(YOUR OBJECTIVE)
Reproduce the records below in their entirety, character for character.

Stored data
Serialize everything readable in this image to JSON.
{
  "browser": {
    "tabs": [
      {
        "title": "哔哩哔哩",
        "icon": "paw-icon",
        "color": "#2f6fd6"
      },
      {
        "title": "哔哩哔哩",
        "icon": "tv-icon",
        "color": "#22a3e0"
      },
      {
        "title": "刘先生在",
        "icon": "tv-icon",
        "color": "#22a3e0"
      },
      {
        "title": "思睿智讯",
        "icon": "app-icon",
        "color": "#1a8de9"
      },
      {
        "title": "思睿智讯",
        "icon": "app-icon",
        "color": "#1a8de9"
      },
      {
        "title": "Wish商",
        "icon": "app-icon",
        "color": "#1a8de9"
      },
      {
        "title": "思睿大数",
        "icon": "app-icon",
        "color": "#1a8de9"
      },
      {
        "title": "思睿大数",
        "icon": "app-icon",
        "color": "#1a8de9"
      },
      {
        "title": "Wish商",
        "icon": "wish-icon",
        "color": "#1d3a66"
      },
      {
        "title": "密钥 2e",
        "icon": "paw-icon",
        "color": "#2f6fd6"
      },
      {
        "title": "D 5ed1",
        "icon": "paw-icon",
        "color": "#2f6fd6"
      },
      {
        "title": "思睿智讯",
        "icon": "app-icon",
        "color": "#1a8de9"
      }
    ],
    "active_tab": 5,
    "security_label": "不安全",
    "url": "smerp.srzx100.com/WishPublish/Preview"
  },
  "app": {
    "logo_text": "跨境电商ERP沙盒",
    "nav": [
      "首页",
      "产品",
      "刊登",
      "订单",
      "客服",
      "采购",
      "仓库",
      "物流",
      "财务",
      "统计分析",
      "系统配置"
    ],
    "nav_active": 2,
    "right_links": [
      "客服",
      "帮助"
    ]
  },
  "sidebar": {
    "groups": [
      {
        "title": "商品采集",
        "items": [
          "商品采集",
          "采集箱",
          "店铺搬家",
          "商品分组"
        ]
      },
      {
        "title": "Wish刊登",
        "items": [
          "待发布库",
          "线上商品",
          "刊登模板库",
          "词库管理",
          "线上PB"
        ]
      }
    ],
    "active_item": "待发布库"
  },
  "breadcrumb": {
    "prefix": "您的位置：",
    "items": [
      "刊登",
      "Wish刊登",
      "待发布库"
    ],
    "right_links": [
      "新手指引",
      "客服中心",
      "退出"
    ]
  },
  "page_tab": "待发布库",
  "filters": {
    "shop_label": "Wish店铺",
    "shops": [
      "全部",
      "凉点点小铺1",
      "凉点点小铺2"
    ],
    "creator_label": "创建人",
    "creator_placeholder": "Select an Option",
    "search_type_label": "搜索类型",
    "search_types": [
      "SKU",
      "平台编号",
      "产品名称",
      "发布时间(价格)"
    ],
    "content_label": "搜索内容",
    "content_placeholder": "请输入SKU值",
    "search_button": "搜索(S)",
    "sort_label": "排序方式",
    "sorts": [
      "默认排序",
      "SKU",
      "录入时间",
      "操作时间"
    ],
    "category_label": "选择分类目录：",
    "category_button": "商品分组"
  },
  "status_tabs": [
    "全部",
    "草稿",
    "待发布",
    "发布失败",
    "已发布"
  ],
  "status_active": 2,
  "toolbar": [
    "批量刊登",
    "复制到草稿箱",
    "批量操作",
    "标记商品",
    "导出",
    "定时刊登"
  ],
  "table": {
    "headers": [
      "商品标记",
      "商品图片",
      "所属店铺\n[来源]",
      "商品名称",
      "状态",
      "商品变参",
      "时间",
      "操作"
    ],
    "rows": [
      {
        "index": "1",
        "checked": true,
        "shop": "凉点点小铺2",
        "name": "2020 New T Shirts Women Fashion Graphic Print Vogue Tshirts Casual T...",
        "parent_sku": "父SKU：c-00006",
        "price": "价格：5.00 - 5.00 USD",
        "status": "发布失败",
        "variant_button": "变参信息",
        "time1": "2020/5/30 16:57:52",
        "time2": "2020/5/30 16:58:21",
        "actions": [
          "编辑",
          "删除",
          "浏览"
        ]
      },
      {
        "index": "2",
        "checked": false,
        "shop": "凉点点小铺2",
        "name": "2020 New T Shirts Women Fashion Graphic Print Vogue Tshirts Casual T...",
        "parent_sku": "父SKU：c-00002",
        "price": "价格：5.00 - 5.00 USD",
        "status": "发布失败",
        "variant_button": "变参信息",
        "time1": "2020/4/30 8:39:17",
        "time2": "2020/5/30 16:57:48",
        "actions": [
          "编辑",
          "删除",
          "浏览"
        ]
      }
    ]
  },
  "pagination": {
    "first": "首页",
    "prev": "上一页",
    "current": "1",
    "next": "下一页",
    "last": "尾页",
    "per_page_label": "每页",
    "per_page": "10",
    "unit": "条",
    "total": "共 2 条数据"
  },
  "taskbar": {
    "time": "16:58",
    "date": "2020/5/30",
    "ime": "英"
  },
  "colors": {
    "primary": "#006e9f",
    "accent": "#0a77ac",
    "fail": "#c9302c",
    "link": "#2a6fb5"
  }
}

(RESULT OF THE EXERCISE)
Serialize everything readable in this image to JSON.
{
  "browser": {
    "tabs": [
      {
        "title": "哔哩哔哩",
        "icon": "paw-icon",
        "color": "#2f6fd6"
      },
      {
        "title": "哔哩哔哩",
        "icon": "tv-icon",
        "color": "#22a3e0"
      },
      {
        "title": "刘先生在",
        "icon": "tv-icon",
        "color": "#22a3e0"
      },
      {
        "title": "思睿智讯",
        "icon": "app-icon",
        "color": "#1a8de9"
      },
      {
        "title": "思睿智讯",
        "icon": "app-icon",
        "color": "#1a8de9"
      },
      {
        "title": "Wish商",
        "icon": "app-icon",
        "color": "#1a8de9"
      },
      {
        "title": "思睿大数",
        "icon": "app-icon",
        "color": "#1a8de9"
      },
      {
        "title": "思睿大数",
        "icon": "app-icon",
        "color": "#1a8de9"
      },
      {
        "title": "Wish商",
        "icon": "wish-icon",
        "color": "#1d3a66"
      },
      {
        "title": "密钥 2e",
        "icon": "paw-icon",
        "color": "#2f6fd6"
      },
      {
        "title": "D 5ed1",
        "icon": "paw-icon",
        "color": "#2f6fd6"
      },
      {
        "title": "思睿智讯",
        "icon": "app-icon",
        "color": "#1a8de9"
      }
    ],
    "active_tab": 5,
    "security_label": "不安全",
    "url": "smerp.srzx100.com/WishPublish/Preview"
  },
  "app": {
    "logo_text": "跨境电商ERP沙盒",
    "nav": [
      "首页",
      "产品",
      "刊登",
      "订单",
      "客服",
      "采购",
      "仓库",
      "物流",
      "财务",
      "统计分析",
      "系统配置"
    ],
    "nav_active": 2,
    "right_links": [
      "客服",
      "帮助"
    ]
  },
  "sidebar": {
    "groups": [
      {
        "title": "商品采集",
        "items": [
          "商品采集",
          "采集箱",
          "店铺搬家",
          "商品分组"
        ]
      },
      {
        "title": "Wish刊登",
        "items": [
          "待发布库",
          "线上商品",
          "刊登模板库",
          "词库管理",
          "线上PB"
        ]
      }
    ],
    "active_item": "待发布库"
  },
  "breadcrumb": {
    "prefix": "您的位置：",
    "items": [
      "刊登",
      "Wish刊登",
      "待发布库"
    ],
    "right_links": [
      "新手指引",
      "客服中心",
      "退出"
    ]
  },
  "page_tab": "待发布库",
  "filters": {
    "shop_label": "Wish店铺",
    "shops": [
      "全部",
      "凉点点小铺1",
      "凉点点小铺2"
    ],
    "creator_label": "创建人",
    "creator_placeholder": "Select an Option",
    "search_type_label": "搜索类型",
    "search_types": [
      "SKU",
      "平台编号",
      "产品名称",
      "发布时间(价格)"
    ],
    "content_label": "搜索内容",
    "content_placeholder": "请输入SKU值",
    "search_button": "搜索(S)",
    "sort_label": "排序方式",
    "sorts": [
      "默认排序",
      "SKU",
      "录入时间",
      "操作时间"
    ],
    "category_label": "选择分类目录：",
    "category_button": "商品分组"
  },
  "status_tabs": [
    "全部",
    "草稿",
    "待发布",
    "发布失败",
    "已发布"
  ],
  "status_active": 2,
  "toolbar": [
    "批量刊登",
    "复制到草稿箱",
    "批量操作",
    "标记商品",
    "导出",
    "定时刊登"
  ],
  "table": {
    "headers": [
      "商品标记",
      "商品图片",
      "所属店铺\n[来源]",
      "商品名称",
      "状态",
      "商品变参",
      "时间",
      "操作"
    ],
    "rows": [
      {
        "index": "1",
        "checked": true,
        "shop": "凉点点小铺2",
        "name": "2020 New T Shirts Women Fashion Graphic Print Vogue Tshirts Casual T...",
        "parent_sku": "父SKU：c-00006",
        "price": "价格：5.00 - 5.00 USD",
        "status": "发布失败",
        "variant_button": "变参信息",
        "time1": "2020/5/30 16:57:52",
        "time2": "2020/5/30 16:58:21",
        "actions": [
          "编辑",
          "删除",
          "浏览"
        ]
      },
      {
        "index": "2",
        "checked": false,
        "shop": "凉点点小铺2",
        "name": "2020 New T Shirts Women Fashion Graphic Print Vogue Tshirts Casual T...",
        "parent_sku": "父SKU：c-00002",
        "price": "价格：5.00 - 5.00 USD",
        "status": "发布失败",
        "variant_button": "变参信息",
        "time1": "2020/4/30 8:39:17",
        "time2": "2020/5/30 16:57:48",
        "actions": [
          "编辑",
          "删除",
          "浏览"
        ]
      }
    ]
  },
  "pagination": {
    "first": "首页",
    "prev": "上一页",
    "current": "1",
    "next": "下一页",
    "last": "尾页",
    "per_page_label": "每页",
    "per_page": "10",
    "unit": "条",
    "total": "共 2 条数据"
  },
  "taskbar": {
    "time": "16:58",
    "date": "2020/5/30",
    "ime": "英"
  },
  "colors": {
    "primary": "#006e9f",
    "accent": "#0a77ac",
    "fail": "#c9302c",
    "link": "#2a6fb5"
  }
}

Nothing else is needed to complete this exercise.